§ Aim of the exercise
Omit images. Retype all entries verbatim.

§ Given information
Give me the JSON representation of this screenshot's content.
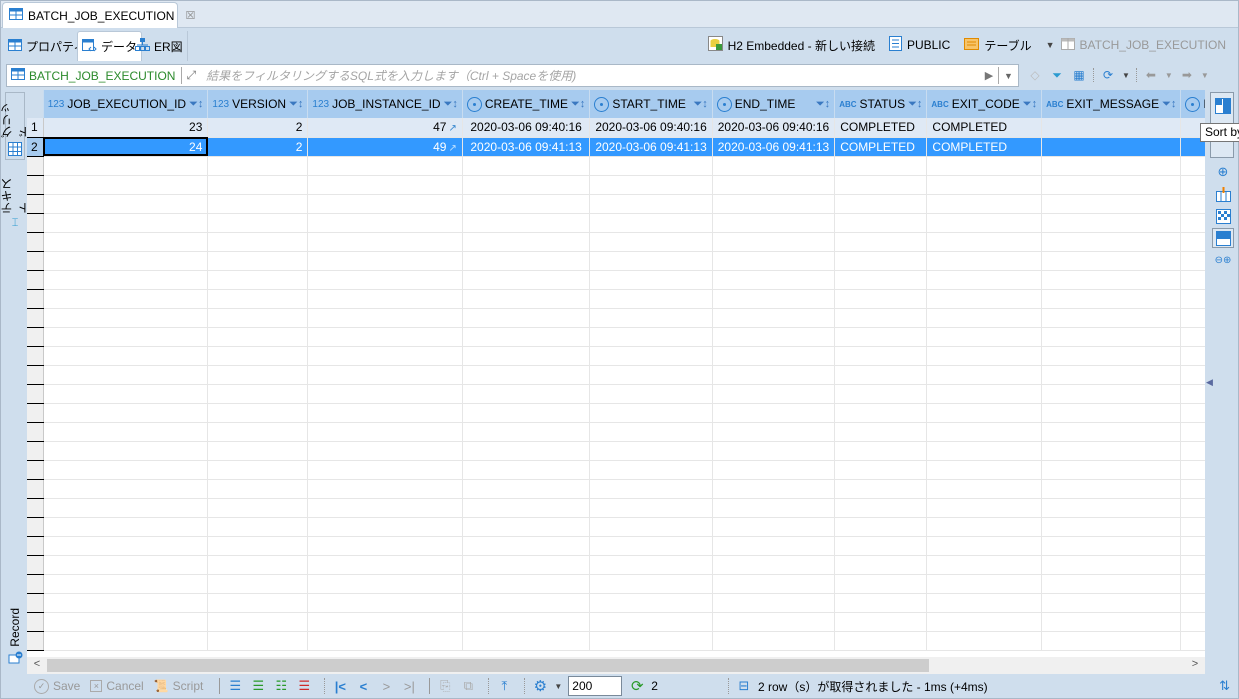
{
  "editor_tab": {
    "title": "BATCH_JOB_EXECUTION",
    "close_glyph": "☒"
  },
  "subtabs": [
    {
      "label": "プロパティ",
      "icon": "table-icon"
    },
    {
      "label": "データ",
      "icon": "data-icon",
      "active": true
    },
    {
      "label": "ER図",
      "icon": "er-diagram-icon"
    }
  ],
  "breadcrumb": {
    "connection": "H2 Embedded - 新しい接続",
    "schema": "PUBLIC",
    "folder": "テーブル",
    "table": "BATCH_JOB_EXECUTION"
  },
  "filter": {
    "table_name": "BATCH_JOB_EXECUTION",
    "placeholder": "結果をフィルタリングするSQL式を入力します（Ctrl + Spaceを使用)",
    "value": ""
  },
  "left_tabs": {
    "grid": "グリッド",
    "text": "テキスト",
    "record": "Record"
  },
  "columns": [
    {
      "name": "JOB_EXECUTION_ID",
      "type": "123"
    },
    {
      "name": "VERSION",
      "type": "123"
    },
    {
      "name": "JOB_INSTANCE_ID",
      "type": "123"
    },
    {
      "name": "CREATE_TIME",
      "type": "datetime"
    },
    {
      "name": "START_TIME",
      "type": "datetime"
    },
    {
      "name": "END_TIME",
      "type": "datetime"
    },
    {
      "name": "STATUS",
      "type": "ABC"
    },
    {
      "name": "EXIT_CODE",
      "type": "ABC"
    },
    {
      "name": "EXIT_MESSAGE",
      "type": "ABC"
    },
    {
      "name": "L",
      "type": "datetime"
    }
  ],
  "rows": [
    {
      "num": "1",
      "JOB_EXECUTION_ID": "23",
      "VERSION": "2",
      "JOB_INSTANCE_ID": "47",
      "CREATE_TIME": "2020-03-06 09:40:16",
      "START_TIME": "2020-03-06 09:40:16",
      "END_TIME": "2020-03-06 09:40:16",
      "STATUS": "COMPLETED",
      "EXIT_CODE": "COMPLETED",
      "EXIT_MESSAGE": ""
    },
    {
      "num": "2",
      "JOB_EXECUTION_ID": "24",
      "VERSION": "2",
      "JOB_INSTANCE_ID": "49",
      "CREATE_TIME": "2020-03-06 09:41:13",
      "START_TIME": "2020-03-06 09:41:13",
      "END_TIME": "2020-03-06 09:41:13",
      "STATUS": "COMPLETED",
      "EXIT_CODE": "COMPLETED",
      "EXIT_MESSAGE": ""
    }
  ],
  "selected_row": 2,
  "tooltip": "Sort by",
  "bottom": {
    "save": "Save",
    "cancel": "Cancel",
    "script": "Script",
    "fetch_size": "200",
    "refresh_count": "2",
    "status": "2 row（s）が取得されました - 1ms (+4ms)"
  },
  "colors": {
    "header_bg": "#a7cbef",
    "selection": "#3399ff",
    "panel_bg": "#cfdeed",
    "table_name_green": "#2b8a2b"
  }
}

§ Problem solution
Give me the JSON representation of this screenshot's content.
{
  "editor_tab": {
    "title": "BATCH_JOB_EXECUTION",
    "close_glyph": "☒"
  },
  "subtabs": [
    {
      "label": "プロパティ",
      "icon": "table-icon"
    },
    {
      "label": "データ",
      "icon": "data-icon",
      "active": true
    },
    {
      "label": "ER図",
      "icon": "er-diagram-icon"
    }
  ],
  "breadcrumb": {
    "connection": "H2 Embedded - 新しい接続",
    "schema": "PUBLIC",
    "folder": "テーブル",
    "table": "BATCH_JOB_EXECUTION"
  },
  "filter": {
    "table_name": "BATCH_JOB_EXECUTION",
    "placeholder": "結果をフィルタリングするSQL式を入力します（Ctrl + Spaceを使用)",
    "value": ""
  },
  "left_tabs": {
    "grid": "グリッド",
    "text": "テキスト",
    "record": "Record"
  },
  "columns": [
    {
      "name": "JOB_EXECUTION_ID",
      "type": "123"
    },
    {
      "name": "VERSION",
      "type": "123"
    },
    {
      "name": "JOB_INSTANCE_ID",
      "type": "123"
    },
    {
      "name": "CREATE_TIME",
      "type": "datetime"
    },
    {
      "name": "START_TIME",
      "type": "datetime"
    },
    {
      "name": "END_TIME",
      "type": "datetime"
    },
    {
      "name": "STATUS",
      "type": "ABC"
    },
    {
      "name": "EXIT_CODE",
      "type": "ABC"
    },
    {
      "name": "EXIT_MESSAGE",
      "type": "ABC"
    },
    {
      "name": "L",
      "type": "datetime"
    }
  ],
  "rows": [
    {
      "num": "1",
      "JOB_EXECUTION_ID": "23",
      "VERSION": "2",
      "JOB_INSTANCE_ID": "47",
      "CREATE_TIME": "2020-03-06 09:40:16",
      "START_TIME": "2020-03-06 09:40:16",
      "END_TIME": "2020-03-06 09:40:16",
      "STATUS": "COMPLETED",
      "EXIT_CODE": "COMPLETED",
      "EXIT_MESSAGE": ""
    },
    {
      "num": "2",
      "JOB_EXECUTION_ID": "24",
      "VERSION": "2",
      "JOB_INSTANCE_ID": "49",
      "CREATE_TIME": "2020-03-06 09:41:13",
      "START_TIME": "2020-03-06 09:41:13",
      "END_TIME": "2020-03-06 09:41:13",
      "STATUS": "COMPLETED",
      "EXIT_CODE": "COMPLETED",
      "EXIT_MESSAGE": ""
    }
  ],
  "selected_row": 2,
  "tooltip": "Sort by",
  "bottom": {
    "save": "Save",
    "cancel": "Cancel",
    "script": "Script",
    "fetch_size": "200",
    "refresh_count": "2",
    "status": "2 row（s）が取得されました - 1ms (+4ms)"
  },
  "colors": {
    "header_bg": "#a7cbef",
    "selection": "#3399ff",
    "panel_bg": "#cfdeed",
    "table_name_green": "#2b8a2b"
  }
}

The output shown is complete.